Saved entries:
----

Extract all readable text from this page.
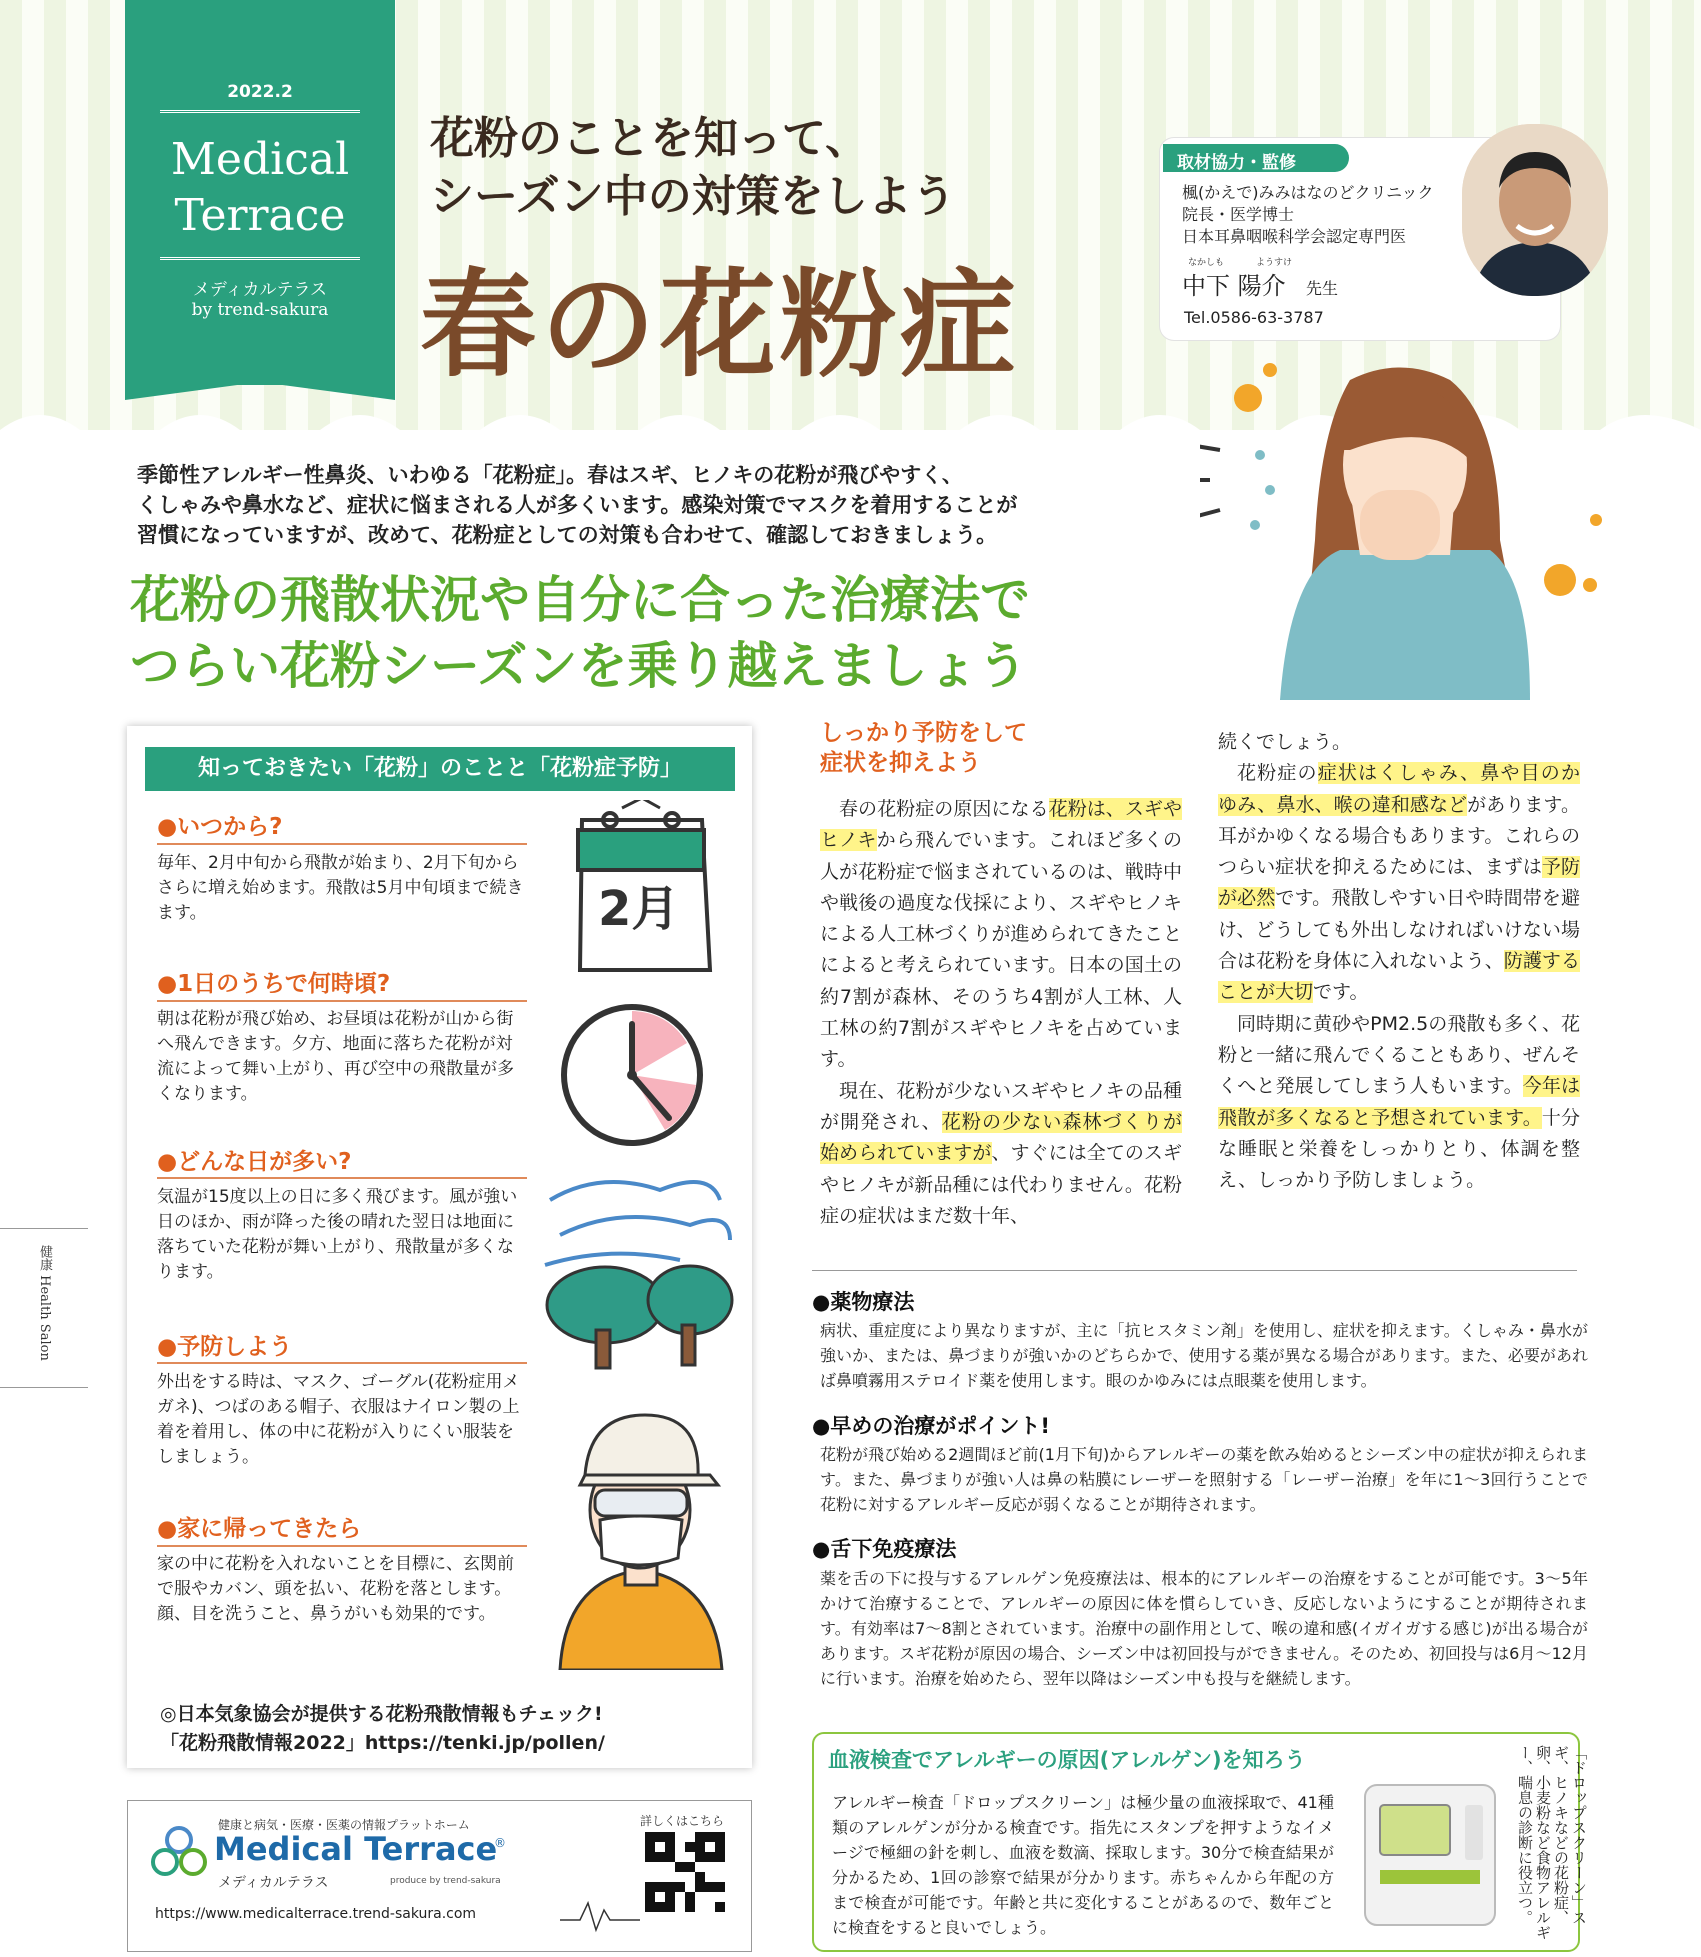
2022.2
Medical
Terrace
メディカルテラス
by trend-sakura
花粉のことを知って、
シーズン中の対策をしよう
春の花粉症
取材協力・監修
楓(かえで)みみはなのどクリニック
院長・医学博士
日本耳鼻咽喉科学会認定専門医
なかしも	ようすけ
中下 陽介 先生
Tel.0586-63-3787
季節性アレルギー性鼻炎、いわゆる「花粉症」。春はスギ、ヒノキの花粉が飛びやすく、
くしゃみや鼻水など、症状に悩まされる人が多くいます。感染対策でマスクを着用することが
習慣になっていますが、改めて、花粉症としての対策も合わせて、確認しておきましょう。
花粉の飛散状況や自分に合った治療法で
つらい花粉シーズンを乗り越えましょう
知っておきたい「花粉」のことと「花粉症予防」
●いつから?
毎年、2月中旬から飛散が始まり、2月下旬からさらに増え始めます。飛散は5月中旬頃まで続きます。
●1日のうちで何時頃?
朝は花粉が飛び始め、お昼頃は花粉が山から街へ飛んできます。夕方、地面に落ちた花粉が対流によって舞い上がり、再び空中の飛散量が多くなります。
●どんな日が多い?
気温が15度以上の日に多く飛びます。風が強い日のほか、雨が降った後の晴れた翌日は地面に落ちていた花粉が舞い上がり、飛散量が多くなります。
●予防しよう
外出をする時は、マスク、ゴーグル(花粉症用メガネ)、つばのある帽子、衣服はナイロン製の上着を着用し、体の中に花粉が入りにくい服装をしましょう。
●家に帰ってきたら
家の中に花粉を入れないことを目標に、玄関前で服やカバン、頭を払い、花粉を落とします。顔、目を洗うこと、鼻うがいも効果的です。
2月
◎日本気象協会が提供する花粉飛散情報もチェック!
「花粉飛散情報2022」https://tenki.jp/pollen/
しっかり予防をして
症状を抑えよう

春の花粉症の原因になる花粉は、スギやヒノキから飛んでいます。これほど多くの人が花粉症で悩まされているのは、戦時中や戦後の過度な伐採により、スギやヒノキによる人工林づくりが進められてきたことによると考えられています。日本の国土の約7割が森林、そのうち4割が人工林、人工林の約7割がスギやヒノキを占めています。

現在、花粉が少ないスギやヒノキの品種が開発され、花粉の少ない森林づくりが始められていますが、すぐには全てのスギやヒノキが新品種には代わりません。花粉症の症状はまだ数十年、

続くでしょう。

花粉症の症状はくしゃみ、鼻や目のかゆみ、鼻水、喉の違和感などがあります。耳がかゆくなる場合もあります。これらのつらい症状を抑えるためには、まずは予防が必然です。飛散しやすい日や時間帯を避け、どうしても外出しなければいけない場合は花粉を身体に入れないよう、防護することが大切です。

同時期に黄砂やPM2.5の飛散も多く、花粉と一緒に飛んでくることもあり、ぜんそくへと発展してしまう人もいます。今年は飛散が多くなると予想されています。十分な睡眠と栄養をしっかりとり、体調を整え、しっかり予防しましょう。

●薬物療法
病状、重症度により異なりますが、主に「抗ヒスタミン剤」を使用し、症状を抑えます。くしゃみ・鼻水が強いか、または、鼻づまりが強いかのどちらかで、使用する薬が異なる場合があります。また、必要があれば鼻噴霧用ステロイド薬を使用します。眼のかゆみには点眼薬を使用します。
●早めの治療がポイント!
花粉が飛び始める2週間ほど前(1月下旬)からアレルギーの薬を飲み始めるとシーズン中の症状が抑えられます。また、鼻づまりが強い人は鼻の粘膜にレーザーを照射する「レーザー治療」を年に1〜3回行うことで花粉に対するアレルギー反応が弱くなることが期待されます。
●舌下免疫療法
薬を舌の下に投与するアレルゲン免疫療法は、根本的にアレルギーの治療をすることが可能です。3〜5年かけて治療することで、アレルギーの原因に体を慣らしていき、反応しないようにすることが期待されます。有効率は7〜8割とされています。治療中の副作用として、喉の違和感(イガイガする感じ)が出る場合があります。スギ花粉が原因の場合、シーズン中は初回投与ができません。そのため、初回投与は6月〜12月に行います。治療を始めたら、翌年以降はシーズン中も投与を継続します。
血液検査でアレルギーの原因(アレルゲン)を知ろう
アレルギー検査「ドロップスクリーン」は極少量の血液採取で、41種類のアレルゲンが分かる検査です。指先にスタンプを押すようなイメージで極細の針を刺し、血液を数滴、採取します。30分で検査結果が分かるため、1回の診察で結果が分かります。赤ちゃんから年配の方まで検査が可能です。年齢と共に変化することがあるので、数年ごとに検査をすると良いでしょう。
「ドロップスクリーン」スギ、ヒノキなどの花粉症、卵、小麦粉など食物アレルギー、喘息の診断に役立つ。
健康と病気・医療・医薬の情報プラットホーム
Medical Terrace
®
メディカルテラス	produce by trend-sakura
https://www.medicalterrace.trend-sakura.com
詳しくはこちら
健康 Health Salon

----

* [The problem]: Using the entries above, find all lines with "https". Copy them.

* [The reply]:
「花粉飛散情報2022」https://tenki.jp/pollen/
https://www.medicalterrace.trend-sakura.com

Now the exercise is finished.